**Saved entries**
──────

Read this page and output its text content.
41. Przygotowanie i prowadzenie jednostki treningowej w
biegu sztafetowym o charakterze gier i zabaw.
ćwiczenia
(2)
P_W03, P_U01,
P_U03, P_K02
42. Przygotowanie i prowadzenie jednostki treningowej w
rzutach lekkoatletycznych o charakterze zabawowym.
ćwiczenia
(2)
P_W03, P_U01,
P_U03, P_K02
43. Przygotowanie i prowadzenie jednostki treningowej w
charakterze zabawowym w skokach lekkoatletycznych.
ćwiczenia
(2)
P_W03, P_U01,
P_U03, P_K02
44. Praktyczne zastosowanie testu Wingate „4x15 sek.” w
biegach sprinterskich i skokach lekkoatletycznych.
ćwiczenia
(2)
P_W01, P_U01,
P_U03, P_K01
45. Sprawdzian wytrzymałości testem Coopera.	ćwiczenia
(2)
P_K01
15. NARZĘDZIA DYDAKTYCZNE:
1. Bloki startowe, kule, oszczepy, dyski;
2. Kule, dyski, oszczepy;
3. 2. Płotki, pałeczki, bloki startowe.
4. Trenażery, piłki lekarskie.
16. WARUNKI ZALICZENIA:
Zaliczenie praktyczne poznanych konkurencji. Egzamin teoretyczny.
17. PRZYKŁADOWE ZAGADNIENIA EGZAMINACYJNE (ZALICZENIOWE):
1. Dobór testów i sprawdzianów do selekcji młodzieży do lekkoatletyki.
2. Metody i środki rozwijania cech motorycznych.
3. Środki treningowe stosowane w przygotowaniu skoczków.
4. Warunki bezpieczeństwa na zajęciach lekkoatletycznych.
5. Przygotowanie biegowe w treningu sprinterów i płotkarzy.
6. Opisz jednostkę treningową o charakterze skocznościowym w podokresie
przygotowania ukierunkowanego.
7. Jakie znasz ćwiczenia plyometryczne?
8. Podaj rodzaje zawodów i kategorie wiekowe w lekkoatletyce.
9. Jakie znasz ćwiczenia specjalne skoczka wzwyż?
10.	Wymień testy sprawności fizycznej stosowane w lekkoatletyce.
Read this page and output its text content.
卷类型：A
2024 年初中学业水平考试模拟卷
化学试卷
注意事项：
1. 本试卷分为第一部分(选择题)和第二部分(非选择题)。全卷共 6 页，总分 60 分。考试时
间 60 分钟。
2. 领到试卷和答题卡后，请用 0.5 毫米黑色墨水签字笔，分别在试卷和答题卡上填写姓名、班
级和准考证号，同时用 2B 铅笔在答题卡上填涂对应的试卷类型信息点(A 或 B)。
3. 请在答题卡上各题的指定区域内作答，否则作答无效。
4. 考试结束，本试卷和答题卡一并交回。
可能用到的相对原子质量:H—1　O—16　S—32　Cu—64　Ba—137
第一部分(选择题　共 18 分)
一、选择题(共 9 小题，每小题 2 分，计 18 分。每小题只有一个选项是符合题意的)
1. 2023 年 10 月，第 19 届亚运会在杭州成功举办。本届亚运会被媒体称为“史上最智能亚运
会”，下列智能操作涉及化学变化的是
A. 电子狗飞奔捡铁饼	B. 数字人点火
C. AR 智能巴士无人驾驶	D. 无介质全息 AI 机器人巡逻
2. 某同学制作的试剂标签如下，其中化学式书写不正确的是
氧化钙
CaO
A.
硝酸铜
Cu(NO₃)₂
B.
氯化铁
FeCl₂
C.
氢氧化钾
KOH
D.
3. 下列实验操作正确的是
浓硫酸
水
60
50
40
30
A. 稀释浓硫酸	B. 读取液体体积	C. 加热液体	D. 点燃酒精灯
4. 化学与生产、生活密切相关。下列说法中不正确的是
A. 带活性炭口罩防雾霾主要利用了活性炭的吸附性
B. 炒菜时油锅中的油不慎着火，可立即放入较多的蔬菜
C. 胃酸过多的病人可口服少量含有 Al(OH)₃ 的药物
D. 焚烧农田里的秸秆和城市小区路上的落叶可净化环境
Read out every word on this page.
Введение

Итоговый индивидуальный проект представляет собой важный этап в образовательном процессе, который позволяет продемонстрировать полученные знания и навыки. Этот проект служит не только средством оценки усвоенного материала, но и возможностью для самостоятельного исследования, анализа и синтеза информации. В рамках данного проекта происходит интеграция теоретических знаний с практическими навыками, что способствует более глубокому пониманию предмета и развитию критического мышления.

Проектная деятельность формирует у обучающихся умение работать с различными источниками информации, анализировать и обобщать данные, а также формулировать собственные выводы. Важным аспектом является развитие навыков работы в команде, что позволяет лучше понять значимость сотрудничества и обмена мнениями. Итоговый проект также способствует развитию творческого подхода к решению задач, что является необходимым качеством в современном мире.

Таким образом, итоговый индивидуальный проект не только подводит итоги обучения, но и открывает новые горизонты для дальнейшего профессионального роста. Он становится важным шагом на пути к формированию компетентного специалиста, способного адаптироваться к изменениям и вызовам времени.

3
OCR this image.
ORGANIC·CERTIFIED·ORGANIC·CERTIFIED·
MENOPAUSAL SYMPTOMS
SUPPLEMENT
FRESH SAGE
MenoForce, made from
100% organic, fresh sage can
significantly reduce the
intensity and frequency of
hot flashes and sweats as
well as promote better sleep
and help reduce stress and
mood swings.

──────

**AIM**
Copy out the full listing exactly.

**FINAL RESULT**
Read this page and output its text content.
41. Przygotowanie i prowadzenie jednostki treningowej w
biegu sztafetowym o charakterze gier i zabaw.
ćwiczenia
(2)
P_W03, P_U01,
P_U03, P_K02
42. Przygotowanie i prowadzenie jednostki treningowej w
rzutach lekkoatletycznych o charakterze zabawowym.
ćwiczenia
(2)
P_W03, P_U01,
P_U03, P_K02
43. Przygotowanie i prowadzenie jednostki treningowej w
charakterze zabawowym w skokach lekkoatletycznych.
ćwiczenia
(2)
P_W03, P_U01,
P_U03, P_K02
44. Praktyczne zastosowanie testu Wingate „4x15 sek.” w
biegach sprinterskich i skokach lekkoatletycznych.
ćwiczenia
(2)
P_W01, P_U01,
P_U03, P_K01
45. Sprawdzian wytrzymałości testem Coopera.	ćwiczenia
(2)
P_K01
15. NARZĘDZIA DYDAKTYCZNE:
1. Bloki startowe, kule, oszczepy, dyski;
2. Kule, dyski, oszczepy;
3. 2. Płotki, pałeczki, bloki startowe.
4. Trenażery, piłki lekarskie.
16. WARUNKI ZALICZENIA:
Zaliczenie praktyczne poznanych konkurencji. Egzamin teoretyczny.
17. PRZYKŁADOWE ZAGADNIENIA EGZAMINACYJNE (ZALICZENIOWE):
1. Dobór testów i sprawdzianów do selekcji młodzieży do lekkoatletyki.
2. Metody i środki rozwijania cech motorycznych.
3. Środki treningowe stosowane w przygotowaniu skoczków.
4. Warunki bezpieczeństwa na zajęciach lekkoatletycznych.
5. Przygotowanie biegowe w treningu sprinterów i płotkarzy.
6. Opisz jednostkę treningową o charakterze skocznościowym w podokresie
przygotowania ukierunkowanego.
7. Jakie znasz ćwiczenia plyometryczne?
8. Podaj rodzaje zawodów i kategorie wiekowe w lekkoatletyce.
9. Jakie znasz ćwiczenia specjalne skoczka wzwyż?
10.	Wymień testy sprawności fizycznej stosowane w lekkoatletyce.
Read this page and output its text content.
卷类型：A
2024 年初中学业水平考试模拟卷
化学试卷
注意事项：
1. 本试卷分为第一部分(选择题)和第二部分(非选择题)。全卷共 6 页，总分 60 分。考试时
间 60 分钟。
2. 领到试卷和答题卡后，请用 0.5 毫米黑色墨水签字笔，分别在试卷和答题卡上填写姓名、班
级和准考证号，同时用 2B 铅笔在答题卡上填涂对应的试卷类型信息点(A 或 B)。
3. 请在答题卡上各题的指定区域内作答，否则作答无效。
4. 考试结束，本试卷和答题卡一并交回。
可能用到的相对原子质量:H—1　O—16　S—32　Cu—64　Ba—137
第一部分(选择题　共 18 分)
一、选择题(共 9 小题，每小题 2 分，计 18 分。每小题只有一个选项是符合题意的)
1. 2023 年 10 月，第 19 届亚运会在杭州成功举办。本届亚运会被媒体称为“史上最智能亚运
会”，下列智能操作涉及化学变化的是
A. 电子狗飞奔捡铁饼	B. 数字人点火
C. AR 智能巴士无人驾驶	D. 无介质全息 AI 机器人巡逻
2. 某同学制作的试剂标签如下，其中化学式书写不正确的是
氧化钙
CaO
A.
硝酸铜
Cu(NO₃)₂
B.
氯化铁
FeCl₂
C.
氢氧化钾
KOH
D.
3. 下列实验操作正确的是
浓硫酸
水
60
50
40
30
A. 稀释浓硫酸	B. 读取液体体积	C. 加热液体	D. 点燃酒精灯
4. 化学与生产、生活密切相关。下列说法中不正确的是
A. 带活性炭口罩防雾霾主要利用了活性炭的吸附性
B. 炒菜时油锅中的油不慎着火，可立即放入较多的蔬菜
C. 胃酸过多的病人可口服少量含有 Al(OH)₃ 的药物
D. 焚烧农田里的秸秆和城市小区路上的落叶可净化环境
Read out every word on this page.
Введение

Итоговый индивидуальный проект представляет собой важный этап в образовательном процессе, который позволяет продемонстрировать полученные знания и навыки. Этот проект служит не только средством оценки усвоенного материала, но и возможностью для самостоятельного исследования, анализа и синтеза информации. В рамках данного проекта происходит интеграция теоретических знаний с практическими навыками, что способствует более глубокому пониманию предмета и развитию критического мышления.

Проектная деятельность формирует у обучающихся умение работать с различными источниками информации, анализировать и обобщать данные, а также формулировать собственные выводы. Важным аспектом является развитие навыков работы в команде, что позволяет лучше понять значимость сотрудничества и обмена мнениями. Итоговый проект также способствует развитию творческого подхода к решению задач, что является необходимым качеством в современном мире.

Таким образом, итоговый индивидуальный проект не только подводит итоги обучения, но и открывает новые горизонты для дальнейшего профессионального роста. Он становится важным шагом на пути к формированию компетентного специалиста, способного адаптироваться к изменениям и вызовам времени.

3
OCR this image.
ORGANIC·CERTIFIED·ORGANIC·CERTIFIED·
MENOPAUSAL SYMPTOMS
SUPPLEMENT
FRESH SAGE
MenoForce, made from
100% organic, fresh sage can
significantly reduce the
intensity and frequency of
hot flashes and sweats as
well as promote better sleep
and help reduce stress and
mood swings.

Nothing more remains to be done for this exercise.